_REQUIRED ACTIONS_.
1. In the comments addressed to Grace, at what age did one commenter's father die of cancer?
2. What do the comments addressed to Grace say? Sum them up in two sentences.
3. Transcribe the comments addressed to Grace word for word, from "I know it does" up to and including "and let it go.".

_QUOTED PASSAGE_.
————

  9. Grace I have no words for what could I say my friend. I wish you continued peace as you process this part of the path to healing. So many are learning from your story and that is your wonderful legacy!

  10. I am sorry Grace.
    I know it does not replace the childhood or mother daughter relationship that should have been yours but I think some people just dwell so much on their own selfish wants that there is no room for anyone. They blame everyone even their children for the sorrows and unhappiness in their own lives and even more sadly their own children.
    Like you said it is final now so say one last goodbye and let it go.
    Try to remember the strong woman all of these things in your life made you into.I am proud to call you friend. Blessings Grace.

  11. I agree with Kathy: your feelings are what they are. I pray that you'll deal with this loss the way that seems right for you alone and that will bring you the measure of comfort you deserve. You have risen above what must have been, and continues to be, so hurtful. My best wishes to you, my friend.

  12. Oh Grace, I am so, so sorry. I knew when I saw the post title what you were going to say. But I still said, out loud, oh no.

    What a crazy mix of emotions it must be. I can see how one would have that glimmer of hope in the back of their head. Crap, I still ponder the absurd theory that my dad faked his death and is really alive and well somewhere, instead of the reality of cancer taking a good human at the age of 42. And that's the first time I've ever admitted that. But it's hard to accept the truth sometimes, even after years and years. Our minds like to tell us that a different outcome is possible.

    In my amateur opinion, I think the emotions will change over the coming weeks. I hope the sadness and madness don't consume. You can scream and yell on the blog, or in an email, if you want.

    I'll most definitely be thinking of you.

  13. When I first read this new development this afternoon Grace, I felt an overwhelming sense of sadness I didn't quite understand so I didn't respond. I felt sad for you and all you missed by never knowing a loving mother like the one I was blessed with.

    But after giving it more thought, as a mother, I realized this final loss is minor compared to all the love and joy that might have been she frittered away your whole life. I would think she must have felt very empty her last years.

    I admire you so for finally being able to let it go for what it was, not your fault...and being able to establish and maintain an accomplished happy life with your husband and children.Kudos to you!
————
_SUPPLIED ENTRIES_.
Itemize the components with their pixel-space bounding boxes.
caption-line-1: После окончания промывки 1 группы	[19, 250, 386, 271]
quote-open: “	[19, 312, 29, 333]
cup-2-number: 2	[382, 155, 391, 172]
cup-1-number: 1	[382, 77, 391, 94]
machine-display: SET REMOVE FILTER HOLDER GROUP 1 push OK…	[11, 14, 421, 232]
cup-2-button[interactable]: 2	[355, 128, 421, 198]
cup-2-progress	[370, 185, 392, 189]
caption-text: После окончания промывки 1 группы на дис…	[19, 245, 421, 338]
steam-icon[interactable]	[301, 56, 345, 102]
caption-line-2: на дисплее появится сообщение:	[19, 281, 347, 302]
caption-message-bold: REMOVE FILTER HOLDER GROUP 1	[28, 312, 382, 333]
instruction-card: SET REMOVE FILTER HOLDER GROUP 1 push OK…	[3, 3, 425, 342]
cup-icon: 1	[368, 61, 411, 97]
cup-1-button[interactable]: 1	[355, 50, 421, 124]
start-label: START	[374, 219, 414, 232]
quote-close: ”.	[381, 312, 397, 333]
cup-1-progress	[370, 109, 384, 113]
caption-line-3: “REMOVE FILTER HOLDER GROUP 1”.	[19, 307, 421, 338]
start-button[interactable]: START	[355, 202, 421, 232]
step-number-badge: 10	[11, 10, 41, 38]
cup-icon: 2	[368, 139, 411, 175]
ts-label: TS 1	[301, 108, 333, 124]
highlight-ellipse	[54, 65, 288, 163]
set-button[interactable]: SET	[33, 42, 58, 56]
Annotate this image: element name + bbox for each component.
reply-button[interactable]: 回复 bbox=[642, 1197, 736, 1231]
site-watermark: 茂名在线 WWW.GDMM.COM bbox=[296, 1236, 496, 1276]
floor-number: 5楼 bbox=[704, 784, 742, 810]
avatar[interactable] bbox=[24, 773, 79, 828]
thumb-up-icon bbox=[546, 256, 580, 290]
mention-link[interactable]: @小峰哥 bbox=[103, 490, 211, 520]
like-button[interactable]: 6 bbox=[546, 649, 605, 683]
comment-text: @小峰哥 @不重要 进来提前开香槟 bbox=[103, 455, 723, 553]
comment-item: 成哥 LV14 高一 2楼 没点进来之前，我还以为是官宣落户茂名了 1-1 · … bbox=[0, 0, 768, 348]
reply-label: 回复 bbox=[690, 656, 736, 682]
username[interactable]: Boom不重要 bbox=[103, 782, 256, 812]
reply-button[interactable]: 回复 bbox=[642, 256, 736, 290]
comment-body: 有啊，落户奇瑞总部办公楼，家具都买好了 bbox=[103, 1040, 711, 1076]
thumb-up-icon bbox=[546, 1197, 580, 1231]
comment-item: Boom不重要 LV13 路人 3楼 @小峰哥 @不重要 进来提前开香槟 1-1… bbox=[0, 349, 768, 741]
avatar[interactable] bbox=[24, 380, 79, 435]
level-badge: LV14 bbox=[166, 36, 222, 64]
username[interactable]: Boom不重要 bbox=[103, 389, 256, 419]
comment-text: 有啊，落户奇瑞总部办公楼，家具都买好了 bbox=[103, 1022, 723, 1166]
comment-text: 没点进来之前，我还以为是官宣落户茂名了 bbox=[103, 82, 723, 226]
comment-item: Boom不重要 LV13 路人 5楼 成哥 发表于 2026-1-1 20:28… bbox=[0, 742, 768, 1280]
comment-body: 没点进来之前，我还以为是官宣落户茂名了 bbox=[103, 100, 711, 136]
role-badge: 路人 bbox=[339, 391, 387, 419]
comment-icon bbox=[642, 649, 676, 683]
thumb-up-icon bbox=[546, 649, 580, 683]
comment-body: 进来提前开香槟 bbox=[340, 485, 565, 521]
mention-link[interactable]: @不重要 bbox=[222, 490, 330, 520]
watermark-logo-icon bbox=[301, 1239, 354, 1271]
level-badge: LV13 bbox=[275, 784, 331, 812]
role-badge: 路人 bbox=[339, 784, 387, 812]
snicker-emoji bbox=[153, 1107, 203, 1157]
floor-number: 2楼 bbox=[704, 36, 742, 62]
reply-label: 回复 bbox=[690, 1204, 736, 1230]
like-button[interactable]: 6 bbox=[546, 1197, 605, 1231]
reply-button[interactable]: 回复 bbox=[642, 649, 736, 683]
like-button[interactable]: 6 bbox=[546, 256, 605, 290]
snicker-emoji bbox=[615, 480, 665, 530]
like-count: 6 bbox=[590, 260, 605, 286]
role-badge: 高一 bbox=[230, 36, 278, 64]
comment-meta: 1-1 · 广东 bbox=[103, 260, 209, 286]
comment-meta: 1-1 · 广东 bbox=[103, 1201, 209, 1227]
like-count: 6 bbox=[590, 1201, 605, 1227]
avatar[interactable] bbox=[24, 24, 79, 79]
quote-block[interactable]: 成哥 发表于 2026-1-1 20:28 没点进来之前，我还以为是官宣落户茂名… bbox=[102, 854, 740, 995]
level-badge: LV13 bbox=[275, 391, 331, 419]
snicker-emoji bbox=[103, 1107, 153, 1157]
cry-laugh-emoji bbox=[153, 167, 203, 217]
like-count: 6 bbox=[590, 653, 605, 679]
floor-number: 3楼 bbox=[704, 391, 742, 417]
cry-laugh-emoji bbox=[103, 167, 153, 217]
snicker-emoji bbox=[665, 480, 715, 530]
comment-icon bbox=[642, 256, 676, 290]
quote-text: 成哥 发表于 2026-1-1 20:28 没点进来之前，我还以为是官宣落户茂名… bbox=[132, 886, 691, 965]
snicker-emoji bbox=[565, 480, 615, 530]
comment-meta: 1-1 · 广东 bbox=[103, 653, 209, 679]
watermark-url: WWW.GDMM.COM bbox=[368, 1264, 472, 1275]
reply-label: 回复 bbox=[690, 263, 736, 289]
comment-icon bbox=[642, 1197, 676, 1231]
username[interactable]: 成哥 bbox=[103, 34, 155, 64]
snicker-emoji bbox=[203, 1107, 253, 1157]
————
_OUTPUTS FOR THE TASKS_.
1. He died at the age of 42.

2. Commenters offer Grace sympathy and prayers over a final loss involving her mother, who never gave her the childhood or mother-daughter relationship that should have been hers. They say her feelings are valid, and they praise her for rising above the hurt and building a happy life with her husband and children.

3.
I know it does not replace the childhood or mother daughter relationship that should have been yours but I think some people just dwell so much on their own selfish wants that there is no room for anyone. They blame everyone even their children for the sorrows and unhappiness in their own lives and even more sadly their own children.
    Like you said it is final now so say one last goodbye and let it go.